**Information supplied**:
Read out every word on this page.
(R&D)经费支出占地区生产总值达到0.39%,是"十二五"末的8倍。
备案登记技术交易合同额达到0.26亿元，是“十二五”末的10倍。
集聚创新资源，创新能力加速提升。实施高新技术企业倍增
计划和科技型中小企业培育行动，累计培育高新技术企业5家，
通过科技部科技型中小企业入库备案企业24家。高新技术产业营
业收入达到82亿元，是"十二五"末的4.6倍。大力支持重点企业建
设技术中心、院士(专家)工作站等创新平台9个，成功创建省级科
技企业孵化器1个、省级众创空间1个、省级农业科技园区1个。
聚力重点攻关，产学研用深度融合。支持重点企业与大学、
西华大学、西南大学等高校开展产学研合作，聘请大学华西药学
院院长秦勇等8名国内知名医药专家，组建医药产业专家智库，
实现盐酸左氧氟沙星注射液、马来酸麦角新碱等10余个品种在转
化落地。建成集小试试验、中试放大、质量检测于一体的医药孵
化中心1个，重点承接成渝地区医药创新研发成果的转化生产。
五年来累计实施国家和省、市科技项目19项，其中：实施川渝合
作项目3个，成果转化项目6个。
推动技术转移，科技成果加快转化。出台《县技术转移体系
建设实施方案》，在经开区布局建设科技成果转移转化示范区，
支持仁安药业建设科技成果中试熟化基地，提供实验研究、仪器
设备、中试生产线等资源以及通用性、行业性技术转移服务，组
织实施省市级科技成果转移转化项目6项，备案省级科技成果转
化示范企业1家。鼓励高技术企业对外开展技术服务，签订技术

**What you will do**:
Your task is to output the full set of records exactly as presented.

**Output for this task**:
Read out every word on this page.
(R&D)经费支出占地区生产总值达到0.39%,是"十二五"末的8倍。
备案登记技术交易合同额达到0.26亿元，是“十二五”末的10倍。
集聚创新资源，创新能力加速提升。实施高新技术企业倍增
计划和科技型中小企业培育行动，累计培育高新技术企业5家，
通过科技部科技型中小企业入库备案企业24家。高新技术产业营
业收入达到82亿元，是"十二五"末的4.6倍。大力支持重点企业建
设技术中心、院士(专家)工作站等创新平台9个，成功创建省级科
技企业孵化器1个、省级众创空间1个、省级农业科技园区1个。
聚力重点攻关，产学研用深度融合。支持重点企业与大学、
西华大学、西南大学等高校开展产学研合作，聘请大学华西药学
院院长秦勇等8名国内知名医药专家，组建医药产业专家智库，
实现盐酸左氧氟沙星注射液、马来酸麦角新碱等10余个品种在转
化落地。建成集小试试验、中试放大、质量检测于一体的医药孵
化中心1个，重点承接成渝地区医药创新研发成果的转化生产。
五年来累计实施国家和省、市科技项目19项，其中：实施川渝合
作项目3个，成果转化项目6个。
推动技术转移，科技成果加快转化。出台《县技术转移体系
建设实施方案》，在经开区布局建设科技成果转移转化示范区，
支持仁安药业建设科技成果中试熟化基地，提供实验研究、仪器
设备、中试生产线等资源以及通用性、行业性技术转移服务，组
织实施省市级科技成果转移转化项目6项，备案省级科技成果转
化示范企业1家。鼓励高技术企业对外开展技术服务，签订技术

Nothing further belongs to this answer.